* [TEXT SHOWN]
*** Begin section ***

Lee Anderson, the Labour councillor turned Tory MP for Ashfield, is still rattled about food-bank users. Having made a name for himself saying people use food banks because they can’t cook, they could live on 30p meals, and his parliamentary assistant doesn’t use food banks despite her low salary, his campaign continues.
Food banks are being “abused” by people treating them like “the weekly shop” and then going to McDonald’s “two or three times a week”, Anderson, who is deputy chairman of the Tory party, said in a recent debate in parliament. And this isn’t just his opinion, he claims: his constituents are the ones saying this, telling him “every single day about people making it up, telling lies or whatever”.
[See also: The inside story of a Tory MP’s 30p meals – which cost £50 up front]
Well, of course they say that. Nearly a quarter of Britons think most benefits claimants are “fiddling” their dole, according to the latest polling available. It’s long been a core prejudice in Britain that your neighbour on benefits is getting something for nothing, or cheating the system somehow. Labour and Tory governments have encouraged this thinking. George Osborne painted a picture of welfare recipients with their “blinds down” as others went to work, and New Labour even planned to send “mystery shoppers” into GP surgeries to find out if sick notes were handed out too freely.

*** End section ***

* [DATA EXTRACT]
*** Begin section ***

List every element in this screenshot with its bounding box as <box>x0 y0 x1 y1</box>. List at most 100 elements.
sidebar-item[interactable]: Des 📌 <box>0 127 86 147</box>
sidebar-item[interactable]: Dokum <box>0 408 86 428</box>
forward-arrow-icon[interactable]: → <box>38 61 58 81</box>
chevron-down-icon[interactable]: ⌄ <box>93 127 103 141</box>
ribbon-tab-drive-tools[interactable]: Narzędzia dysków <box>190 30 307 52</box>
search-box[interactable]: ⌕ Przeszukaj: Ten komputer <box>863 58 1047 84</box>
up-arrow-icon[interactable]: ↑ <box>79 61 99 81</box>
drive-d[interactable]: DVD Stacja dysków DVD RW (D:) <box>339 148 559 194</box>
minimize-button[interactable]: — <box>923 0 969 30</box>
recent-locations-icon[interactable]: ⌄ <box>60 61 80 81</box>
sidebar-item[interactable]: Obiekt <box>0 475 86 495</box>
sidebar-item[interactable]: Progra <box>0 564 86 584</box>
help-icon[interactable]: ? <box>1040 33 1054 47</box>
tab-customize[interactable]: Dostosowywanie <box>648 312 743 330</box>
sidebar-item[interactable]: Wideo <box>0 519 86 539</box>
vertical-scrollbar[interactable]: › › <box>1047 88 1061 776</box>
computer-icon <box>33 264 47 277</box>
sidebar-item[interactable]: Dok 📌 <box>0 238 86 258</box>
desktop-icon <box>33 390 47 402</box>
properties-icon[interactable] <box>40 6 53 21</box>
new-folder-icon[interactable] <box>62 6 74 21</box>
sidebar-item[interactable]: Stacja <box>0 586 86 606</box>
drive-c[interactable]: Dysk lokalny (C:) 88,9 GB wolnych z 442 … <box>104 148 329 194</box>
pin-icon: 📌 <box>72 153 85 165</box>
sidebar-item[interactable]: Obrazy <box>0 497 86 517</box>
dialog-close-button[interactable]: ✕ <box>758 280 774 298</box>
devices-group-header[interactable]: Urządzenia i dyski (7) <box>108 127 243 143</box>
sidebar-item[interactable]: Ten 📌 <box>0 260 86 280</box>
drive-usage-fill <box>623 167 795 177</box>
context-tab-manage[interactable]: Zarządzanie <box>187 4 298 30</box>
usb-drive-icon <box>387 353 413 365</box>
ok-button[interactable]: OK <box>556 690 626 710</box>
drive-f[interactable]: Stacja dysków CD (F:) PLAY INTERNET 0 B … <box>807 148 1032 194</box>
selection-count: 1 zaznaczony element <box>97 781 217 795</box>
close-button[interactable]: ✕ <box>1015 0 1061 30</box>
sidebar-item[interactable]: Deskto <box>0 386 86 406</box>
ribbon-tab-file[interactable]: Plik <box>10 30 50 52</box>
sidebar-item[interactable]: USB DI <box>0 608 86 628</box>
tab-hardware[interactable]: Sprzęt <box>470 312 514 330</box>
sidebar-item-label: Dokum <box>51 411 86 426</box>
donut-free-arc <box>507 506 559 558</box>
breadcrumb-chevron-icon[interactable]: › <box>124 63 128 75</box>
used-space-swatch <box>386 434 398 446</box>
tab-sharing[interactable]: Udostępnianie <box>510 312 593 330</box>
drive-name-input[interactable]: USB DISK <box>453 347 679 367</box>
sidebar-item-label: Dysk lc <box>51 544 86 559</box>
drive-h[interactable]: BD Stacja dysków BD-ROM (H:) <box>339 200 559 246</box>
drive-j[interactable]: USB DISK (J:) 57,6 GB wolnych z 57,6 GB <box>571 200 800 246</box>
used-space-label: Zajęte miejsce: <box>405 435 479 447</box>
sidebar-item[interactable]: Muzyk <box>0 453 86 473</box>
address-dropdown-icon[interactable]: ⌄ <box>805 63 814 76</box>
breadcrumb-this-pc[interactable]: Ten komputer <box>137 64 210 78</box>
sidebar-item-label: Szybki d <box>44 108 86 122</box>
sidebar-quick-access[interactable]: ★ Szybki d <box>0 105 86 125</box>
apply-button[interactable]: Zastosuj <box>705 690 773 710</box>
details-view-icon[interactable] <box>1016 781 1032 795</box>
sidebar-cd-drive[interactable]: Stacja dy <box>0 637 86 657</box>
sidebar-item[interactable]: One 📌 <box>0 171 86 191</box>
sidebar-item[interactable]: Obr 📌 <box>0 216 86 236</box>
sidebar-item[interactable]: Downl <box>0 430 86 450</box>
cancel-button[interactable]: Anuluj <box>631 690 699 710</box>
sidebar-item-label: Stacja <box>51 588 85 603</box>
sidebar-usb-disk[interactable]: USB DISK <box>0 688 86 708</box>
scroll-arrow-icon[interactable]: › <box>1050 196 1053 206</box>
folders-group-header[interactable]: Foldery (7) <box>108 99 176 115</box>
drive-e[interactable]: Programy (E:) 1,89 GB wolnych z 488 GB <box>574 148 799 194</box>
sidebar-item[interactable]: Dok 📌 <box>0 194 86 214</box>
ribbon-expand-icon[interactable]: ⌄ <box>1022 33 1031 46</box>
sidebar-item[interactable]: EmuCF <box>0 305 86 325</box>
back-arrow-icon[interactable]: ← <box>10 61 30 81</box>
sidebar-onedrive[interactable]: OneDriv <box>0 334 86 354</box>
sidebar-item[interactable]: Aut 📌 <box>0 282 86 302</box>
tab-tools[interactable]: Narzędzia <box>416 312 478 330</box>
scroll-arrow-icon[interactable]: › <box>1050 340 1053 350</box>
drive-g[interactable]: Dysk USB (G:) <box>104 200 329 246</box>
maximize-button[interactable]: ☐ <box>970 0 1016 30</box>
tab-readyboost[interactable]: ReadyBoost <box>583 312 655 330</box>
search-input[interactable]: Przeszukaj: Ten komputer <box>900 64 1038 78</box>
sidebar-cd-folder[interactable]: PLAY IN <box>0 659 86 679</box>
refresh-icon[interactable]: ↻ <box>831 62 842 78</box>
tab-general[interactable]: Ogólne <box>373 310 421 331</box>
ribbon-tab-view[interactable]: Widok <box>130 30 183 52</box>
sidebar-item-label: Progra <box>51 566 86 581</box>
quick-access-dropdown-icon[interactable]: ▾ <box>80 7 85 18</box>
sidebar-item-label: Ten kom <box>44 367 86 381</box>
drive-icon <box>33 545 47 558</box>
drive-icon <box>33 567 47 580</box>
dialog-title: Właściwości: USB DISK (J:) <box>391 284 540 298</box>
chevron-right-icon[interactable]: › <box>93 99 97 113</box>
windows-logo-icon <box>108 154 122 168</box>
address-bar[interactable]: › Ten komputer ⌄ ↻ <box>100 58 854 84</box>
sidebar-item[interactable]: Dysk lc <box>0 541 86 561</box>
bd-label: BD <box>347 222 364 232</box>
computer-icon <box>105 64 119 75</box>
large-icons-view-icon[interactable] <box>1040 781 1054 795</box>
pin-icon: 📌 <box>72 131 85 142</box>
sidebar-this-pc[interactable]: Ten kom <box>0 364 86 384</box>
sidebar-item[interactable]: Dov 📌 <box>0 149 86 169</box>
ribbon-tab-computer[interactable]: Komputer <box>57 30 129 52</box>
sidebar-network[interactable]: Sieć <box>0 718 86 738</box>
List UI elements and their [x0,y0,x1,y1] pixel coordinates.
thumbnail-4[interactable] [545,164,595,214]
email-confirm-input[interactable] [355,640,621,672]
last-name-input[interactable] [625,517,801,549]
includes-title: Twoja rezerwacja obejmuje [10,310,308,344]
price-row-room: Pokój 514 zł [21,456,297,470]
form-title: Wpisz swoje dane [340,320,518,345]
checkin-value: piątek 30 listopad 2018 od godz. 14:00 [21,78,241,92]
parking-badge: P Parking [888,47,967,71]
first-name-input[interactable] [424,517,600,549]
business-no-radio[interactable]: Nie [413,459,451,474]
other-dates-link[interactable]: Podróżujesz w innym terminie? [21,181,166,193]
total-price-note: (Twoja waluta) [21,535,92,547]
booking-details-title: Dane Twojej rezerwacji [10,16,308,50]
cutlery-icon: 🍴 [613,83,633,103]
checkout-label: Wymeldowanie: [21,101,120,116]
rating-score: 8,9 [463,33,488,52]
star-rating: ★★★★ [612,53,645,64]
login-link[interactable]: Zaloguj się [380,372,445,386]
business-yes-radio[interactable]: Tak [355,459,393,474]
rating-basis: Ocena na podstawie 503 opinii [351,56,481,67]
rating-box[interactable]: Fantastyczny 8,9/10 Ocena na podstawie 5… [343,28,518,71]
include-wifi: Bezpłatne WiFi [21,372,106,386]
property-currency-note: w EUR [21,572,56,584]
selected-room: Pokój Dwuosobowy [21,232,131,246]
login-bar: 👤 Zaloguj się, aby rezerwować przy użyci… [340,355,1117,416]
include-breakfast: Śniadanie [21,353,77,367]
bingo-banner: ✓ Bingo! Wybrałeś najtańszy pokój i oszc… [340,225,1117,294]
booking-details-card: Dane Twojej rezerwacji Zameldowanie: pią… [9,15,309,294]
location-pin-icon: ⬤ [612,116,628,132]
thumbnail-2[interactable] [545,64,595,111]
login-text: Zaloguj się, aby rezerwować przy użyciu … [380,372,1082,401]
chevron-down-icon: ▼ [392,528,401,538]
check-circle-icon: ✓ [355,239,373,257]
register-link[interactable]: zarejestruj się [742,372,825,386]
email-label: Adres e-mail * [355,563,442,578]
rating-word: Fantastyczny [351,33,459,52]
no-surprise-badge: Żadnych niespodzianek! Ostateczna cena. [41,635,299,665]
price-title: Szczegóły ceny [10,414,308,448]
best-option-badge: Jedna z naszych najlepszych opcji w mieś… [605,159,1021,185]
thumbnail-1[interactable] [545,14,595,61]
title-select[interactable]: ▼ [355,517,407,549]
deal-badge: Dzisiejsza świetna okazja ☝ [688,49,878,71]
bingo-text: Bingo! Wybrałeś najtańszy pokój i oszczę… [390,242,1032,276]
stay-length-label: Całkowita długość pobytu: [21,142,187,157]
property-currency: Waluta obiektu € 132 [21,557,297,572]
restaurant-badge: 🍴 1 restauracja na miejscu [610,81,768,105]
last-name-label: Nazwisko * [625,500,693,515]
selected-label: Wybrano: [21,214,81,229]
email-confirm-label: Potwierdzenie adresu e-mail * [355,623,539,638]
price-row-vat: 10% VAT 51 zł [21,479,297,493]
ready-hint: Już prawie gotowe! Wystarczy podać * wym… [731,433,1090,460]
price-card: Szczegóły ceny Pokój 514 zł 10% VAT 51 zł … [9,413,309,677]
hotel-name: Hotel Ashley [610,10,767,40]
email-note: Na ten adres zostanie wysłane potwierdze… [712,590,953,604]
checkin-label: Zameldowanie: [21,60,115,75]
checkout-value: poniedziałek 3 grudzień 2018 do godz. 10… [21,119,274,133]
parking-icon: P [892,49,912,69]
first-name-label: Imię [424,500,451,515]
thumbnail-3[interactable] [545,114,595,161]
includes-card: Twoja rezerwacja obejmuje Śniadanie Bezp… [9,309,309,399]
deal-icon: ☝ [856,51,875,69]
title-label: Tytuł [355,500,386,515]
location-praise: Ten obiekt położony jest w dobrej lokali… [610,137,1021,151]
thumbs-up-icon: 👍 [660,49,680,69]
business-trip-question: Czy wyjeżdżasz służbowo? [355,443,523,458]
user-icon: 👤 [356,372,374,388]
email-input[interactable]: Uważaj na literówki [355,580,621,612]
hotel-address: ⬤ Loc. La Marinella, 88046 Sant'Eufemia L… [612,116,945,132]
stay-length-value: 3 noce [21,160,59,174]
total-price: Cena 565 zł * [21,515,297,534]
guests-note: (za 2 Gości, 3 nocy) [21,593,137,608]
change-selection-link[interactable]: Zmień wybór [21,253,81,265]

*** End section ***

* [YOUR ASSIGNMENT] List every word or phrase that the article on food banks puts inside quotation marks. Use only the article on food banks.

* [RESPONSE FOR THIS EXERCISE]
- "abused"
- "the weekly shop"
- "two or three times a week"
- "every single day about people making it up, telling lies or whatever"
- "fiddling"
- "blinds down"
- "mystery shoppers"